▶ **WORK INSTRUCTIONS**: Tally the lines that hold the string "Spirit", and reply with the count alone.

## START INFORMATION SUPPLIED

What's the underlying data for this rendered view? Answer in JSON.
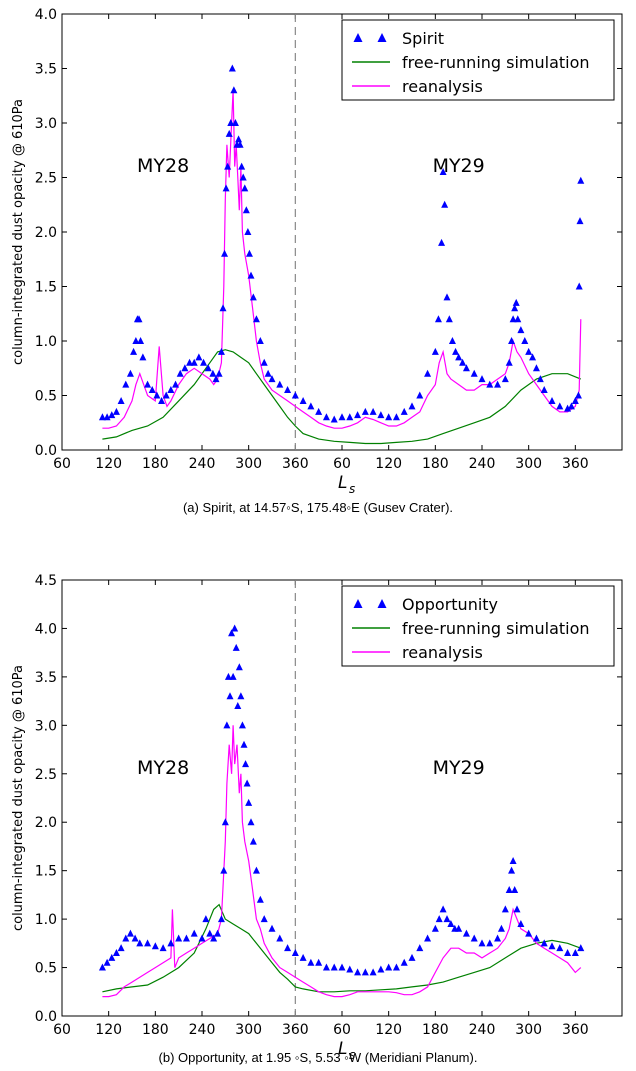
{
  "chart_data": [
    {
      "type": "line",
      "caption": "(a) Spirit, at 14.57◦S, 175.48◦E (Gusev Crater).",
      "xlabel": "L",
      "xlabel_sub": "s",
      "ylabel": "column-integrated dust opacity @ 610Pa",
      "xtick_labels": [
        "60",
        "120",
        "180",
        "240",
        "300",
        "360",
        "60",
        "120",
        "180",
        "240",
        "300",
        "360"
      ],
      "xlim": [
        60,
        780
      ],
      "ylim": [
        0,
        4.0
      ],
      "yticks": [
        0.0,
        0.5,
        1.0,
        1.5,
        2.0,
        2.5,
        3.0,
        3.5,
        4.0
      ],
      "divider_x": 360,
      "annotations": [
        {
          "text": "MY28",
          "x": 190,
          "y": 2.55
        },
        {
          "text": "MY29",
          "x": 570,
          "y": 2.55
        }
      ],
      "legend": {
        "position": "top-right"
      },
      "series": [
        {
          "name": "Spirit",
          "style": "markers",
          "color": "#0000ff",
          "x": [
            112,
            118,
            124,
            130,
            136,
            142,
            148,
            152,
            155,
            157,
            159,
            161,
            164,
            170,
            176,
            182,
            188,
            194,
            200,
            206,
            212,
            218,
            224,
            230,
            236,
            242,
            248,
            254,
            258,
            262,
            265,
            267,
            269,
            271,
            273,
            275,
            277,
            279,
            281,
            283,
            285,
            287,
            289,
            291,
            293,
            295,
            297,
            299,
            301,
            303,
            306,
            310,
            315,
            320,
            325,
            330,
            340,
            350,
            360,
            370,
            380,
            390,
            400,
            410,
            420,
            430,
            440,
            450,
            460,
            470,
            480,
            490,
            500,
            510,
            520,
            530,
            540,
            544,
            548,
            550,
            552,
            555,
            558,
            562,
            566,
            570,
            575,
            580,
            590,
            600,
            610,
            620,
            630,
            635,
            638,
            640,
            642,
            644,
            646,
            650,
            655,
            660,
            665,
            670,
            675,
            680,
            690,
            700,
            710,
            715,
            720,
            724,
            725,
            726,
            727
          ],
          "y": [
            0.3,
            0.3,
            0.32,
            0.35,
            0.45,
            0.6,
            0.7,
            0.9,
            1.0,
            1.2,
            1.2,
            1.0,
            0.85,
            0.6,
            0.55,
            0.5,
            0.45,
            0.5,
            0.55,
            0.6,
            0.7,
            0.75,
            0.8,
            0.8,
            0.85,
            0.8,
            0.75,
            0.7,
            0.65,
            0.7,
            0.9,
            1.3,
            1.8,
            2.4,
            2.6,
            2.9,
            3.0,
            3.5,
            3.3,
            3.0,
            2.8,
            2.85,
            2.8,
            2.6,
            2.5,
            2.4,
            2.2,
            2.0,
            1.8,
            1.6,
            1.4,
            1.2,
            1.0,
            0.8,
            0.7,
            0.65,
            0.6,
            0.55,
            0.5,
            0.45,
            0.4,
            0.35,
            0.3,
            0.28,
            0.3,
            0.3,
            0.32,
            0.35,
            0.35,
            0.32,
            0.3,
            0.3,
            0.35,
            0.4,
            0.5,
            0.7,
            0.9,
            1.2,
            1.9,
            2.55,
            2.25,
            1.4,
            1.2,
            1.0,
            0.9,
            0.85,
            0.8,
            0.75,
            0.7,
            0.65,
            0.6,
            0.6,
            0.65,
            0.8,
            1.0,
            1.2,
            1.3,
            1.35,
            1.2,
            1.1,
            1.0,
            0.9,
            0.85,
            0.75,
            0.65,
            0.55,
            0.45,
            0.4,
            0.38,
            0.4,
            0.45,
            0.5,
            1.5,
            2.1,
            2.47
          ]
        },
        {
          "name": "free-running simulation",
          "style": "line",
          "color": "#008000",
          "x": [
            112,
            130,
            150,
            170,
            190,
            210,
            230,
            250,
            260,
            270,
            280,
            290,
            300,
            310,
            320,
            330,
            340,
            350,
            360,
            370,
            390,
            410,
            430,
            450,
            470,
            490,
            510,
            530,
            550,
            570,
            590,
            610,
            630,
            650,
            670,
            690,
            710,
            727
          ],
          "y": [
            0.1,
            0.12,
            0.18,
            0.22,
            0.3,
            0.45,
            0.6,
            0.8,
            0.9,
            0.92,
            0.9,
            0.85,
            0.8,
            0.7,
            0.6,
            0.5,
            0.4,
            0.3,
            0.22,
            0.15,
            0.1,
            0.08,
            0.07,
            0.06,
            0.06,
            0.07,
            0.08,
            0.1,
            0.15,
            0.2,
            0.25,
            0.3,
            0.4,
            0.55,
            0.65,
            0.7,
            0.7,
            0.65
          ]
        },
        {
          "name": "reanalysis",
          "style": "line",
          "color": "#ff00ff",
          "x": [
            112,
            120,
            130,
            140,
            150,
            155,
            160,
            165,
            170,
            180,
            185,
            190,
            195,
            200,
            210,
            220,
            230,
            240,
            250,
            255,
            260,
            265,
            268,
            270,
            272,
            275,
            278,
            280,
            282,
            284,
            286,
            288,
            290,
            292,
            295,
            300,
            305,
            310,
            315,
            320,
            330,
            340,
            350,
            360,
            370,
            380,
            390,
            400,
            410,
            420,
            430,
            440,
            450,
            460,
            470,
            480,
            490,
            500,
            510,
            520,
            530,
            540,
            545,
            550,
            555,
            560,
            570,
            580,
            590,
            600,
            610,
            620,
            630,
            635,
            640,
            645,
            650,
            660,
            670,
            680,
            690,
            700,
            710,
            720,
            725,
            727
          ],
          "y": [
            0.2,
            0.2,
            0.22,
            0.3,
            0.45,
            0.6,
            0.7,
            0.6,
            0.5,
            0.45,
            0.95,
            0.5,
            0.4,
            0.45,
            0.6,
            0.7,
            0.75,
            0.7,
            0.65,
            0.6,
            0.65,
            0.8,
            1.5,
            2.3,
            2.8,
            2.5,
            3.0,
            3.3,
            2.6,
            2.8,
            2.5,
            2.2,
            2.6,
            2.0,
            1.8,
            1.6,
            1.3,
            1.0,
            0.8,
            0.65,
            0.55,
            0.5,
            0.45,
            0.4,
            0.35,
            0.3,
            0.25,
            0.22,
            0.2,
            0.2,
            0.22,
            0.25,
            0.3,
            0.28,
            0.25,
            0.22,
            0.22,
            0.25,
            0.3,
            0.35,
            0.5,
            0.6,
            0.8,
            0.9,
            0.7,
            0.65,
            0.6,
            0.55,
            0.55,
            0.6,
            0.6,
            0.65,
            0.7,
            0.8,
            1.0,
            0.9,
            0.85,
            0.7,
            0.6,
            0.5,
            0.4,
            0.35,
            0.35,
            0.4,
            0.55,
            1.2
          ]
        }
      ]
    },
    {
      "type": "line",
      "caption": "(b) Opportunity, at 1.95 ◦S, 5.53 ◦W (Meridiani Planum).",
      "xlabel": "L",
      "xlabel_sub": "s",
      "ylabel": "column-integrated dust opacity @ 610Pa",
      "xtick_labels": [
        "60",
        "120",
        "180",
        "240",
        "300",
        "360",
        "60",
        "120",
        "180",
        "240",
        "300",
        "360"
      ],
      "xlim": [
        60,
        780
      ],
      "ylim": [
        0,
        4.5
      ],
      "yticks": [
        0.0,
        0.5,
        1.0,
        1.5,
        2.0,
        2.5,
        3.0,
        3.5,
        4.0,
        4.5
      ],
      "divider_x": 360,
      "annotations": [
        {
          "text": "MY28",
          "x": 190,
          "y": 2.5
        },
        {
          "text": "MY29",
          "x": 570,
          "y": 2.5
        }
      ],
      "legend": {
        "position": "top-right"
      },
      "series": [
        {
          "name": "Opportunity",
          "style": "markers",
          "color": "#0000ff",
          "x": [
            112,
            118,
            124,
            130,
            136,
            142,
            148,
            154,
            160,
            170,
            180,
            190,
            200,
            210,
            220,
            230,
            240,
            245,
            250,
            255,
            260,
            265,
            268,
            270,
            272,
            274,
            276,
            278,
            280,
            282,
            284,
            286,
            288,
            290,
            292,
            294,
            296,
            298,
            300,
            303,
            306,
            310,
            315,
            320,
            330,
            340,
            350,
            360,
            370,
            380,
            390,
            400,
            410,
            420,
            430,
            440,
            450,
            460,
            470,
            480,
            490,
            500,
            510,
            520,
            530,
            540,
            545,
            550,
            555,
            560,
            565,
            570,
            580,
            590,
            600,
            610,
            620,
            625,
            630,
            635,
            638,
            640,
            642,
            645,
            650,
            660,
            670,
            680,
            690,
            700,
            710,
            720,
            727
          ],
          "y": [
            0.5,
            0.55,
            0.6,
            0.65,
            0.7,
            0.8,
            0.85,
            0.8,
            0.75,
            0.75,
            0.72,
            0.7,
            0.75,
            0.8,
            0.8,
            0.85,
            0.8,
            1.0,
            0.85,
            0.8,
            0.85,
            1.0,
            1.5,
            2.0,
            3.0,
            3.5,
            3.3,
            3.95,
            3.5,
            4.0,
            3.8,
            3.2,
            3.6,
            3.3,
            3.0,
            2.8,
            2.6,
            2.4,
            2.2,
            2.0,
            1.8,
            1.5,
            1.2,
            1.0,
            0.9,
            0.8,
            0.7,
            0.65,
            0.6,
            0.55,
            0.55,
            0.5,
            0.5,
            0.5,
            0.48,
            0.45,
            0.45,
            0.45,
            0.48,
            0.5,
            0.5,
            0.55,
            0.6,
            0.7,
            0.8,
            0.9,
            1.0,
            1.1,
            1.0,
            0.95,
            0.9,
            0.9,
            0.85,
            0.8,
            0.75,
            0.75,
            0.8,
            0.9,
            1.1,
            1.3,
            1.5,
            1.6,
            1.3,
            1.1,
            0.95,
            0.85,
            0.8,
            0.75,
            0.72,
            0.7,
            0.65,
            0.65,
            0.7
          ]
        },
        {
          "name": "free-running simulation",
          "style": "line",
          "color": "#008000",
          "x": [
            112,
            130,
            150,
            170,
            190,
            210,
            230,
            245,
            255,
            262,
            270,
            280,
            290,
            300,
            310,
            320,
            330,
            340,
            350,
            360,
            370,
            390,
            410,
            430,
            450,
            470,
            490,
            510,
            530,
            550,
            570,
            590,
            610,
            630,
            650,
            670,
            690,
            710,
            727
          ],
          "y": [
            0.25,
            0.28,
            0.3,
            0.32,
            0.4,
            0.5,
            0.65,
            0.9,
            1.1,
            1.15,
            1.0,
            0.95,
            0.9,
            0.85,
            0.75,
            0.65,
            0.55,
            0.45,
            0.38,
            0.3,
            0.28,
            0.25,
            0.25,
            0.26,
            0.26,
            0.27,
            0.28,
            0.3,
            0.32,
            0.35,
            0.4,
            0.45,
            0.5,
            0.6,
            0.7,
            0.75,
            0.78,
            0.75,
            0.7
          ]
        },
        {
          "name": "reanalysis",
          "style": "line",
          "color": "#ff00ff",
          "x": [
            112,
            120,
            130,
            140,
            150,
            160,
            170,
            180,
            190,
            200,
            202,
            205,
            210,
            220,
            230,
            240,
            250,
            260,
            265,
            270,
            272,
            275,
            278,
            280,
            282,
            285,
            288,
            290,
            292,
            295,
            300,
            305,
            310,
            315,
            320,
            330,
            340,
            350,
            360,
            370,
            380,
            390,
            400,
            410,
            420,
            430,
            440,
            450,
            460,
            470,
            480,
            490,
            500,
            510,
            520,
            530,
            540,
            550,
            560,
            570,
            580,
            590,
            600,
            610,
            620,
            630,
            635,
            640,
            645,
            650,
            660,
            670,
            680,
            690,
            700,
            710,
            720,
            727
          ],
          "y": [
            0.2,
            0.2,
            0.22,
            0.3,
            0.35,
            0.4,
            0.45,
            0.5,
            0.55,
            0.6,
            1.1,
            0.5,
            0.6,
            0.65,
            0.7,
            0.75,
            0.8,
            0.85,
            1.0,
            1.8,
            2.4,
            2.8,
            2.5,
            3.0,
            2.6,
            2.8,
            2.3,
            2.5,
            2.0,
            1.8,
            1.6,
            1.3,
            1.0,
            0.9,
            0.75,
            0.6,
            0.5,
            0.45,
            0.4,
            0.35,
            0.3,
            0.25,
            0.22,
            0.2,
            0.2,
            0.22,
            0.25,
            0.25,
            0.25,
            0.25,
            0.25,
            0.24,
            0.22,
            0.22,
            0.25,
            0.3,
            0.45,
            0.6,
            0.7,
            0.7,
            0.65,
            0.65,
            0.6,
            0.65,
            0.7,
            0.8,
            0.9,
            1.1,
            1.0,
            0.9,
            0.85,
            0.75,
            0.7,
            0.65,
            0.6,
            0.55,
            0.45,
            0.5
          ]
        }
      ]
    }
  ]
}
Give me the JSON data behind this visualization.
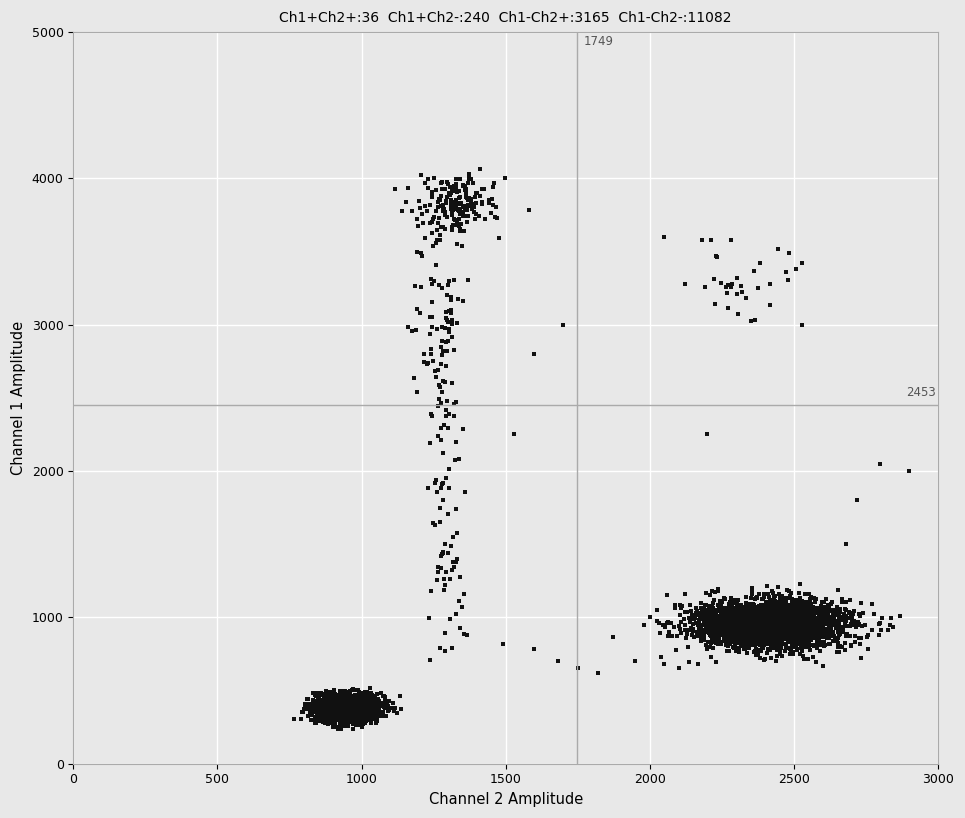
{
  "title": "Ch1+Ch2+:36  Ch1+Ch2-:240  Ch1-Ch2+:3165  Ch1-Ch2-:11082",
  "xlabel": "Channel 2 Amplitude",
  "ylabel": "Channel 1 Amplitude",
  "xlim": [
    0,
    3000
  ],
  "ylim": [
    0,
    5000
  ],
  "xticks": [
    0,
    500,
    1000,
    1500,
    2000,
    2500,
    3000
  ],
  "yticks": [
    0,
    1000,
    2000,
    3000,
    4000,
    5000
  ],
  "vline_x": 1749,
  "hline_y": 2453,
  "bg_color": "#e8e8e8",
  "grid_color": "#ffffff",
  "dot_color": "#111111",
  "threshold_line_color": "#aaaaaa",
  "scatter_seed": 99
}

## END INFORMATION SUPPLIED

▶ **COMPLETED EXERCISE**: 2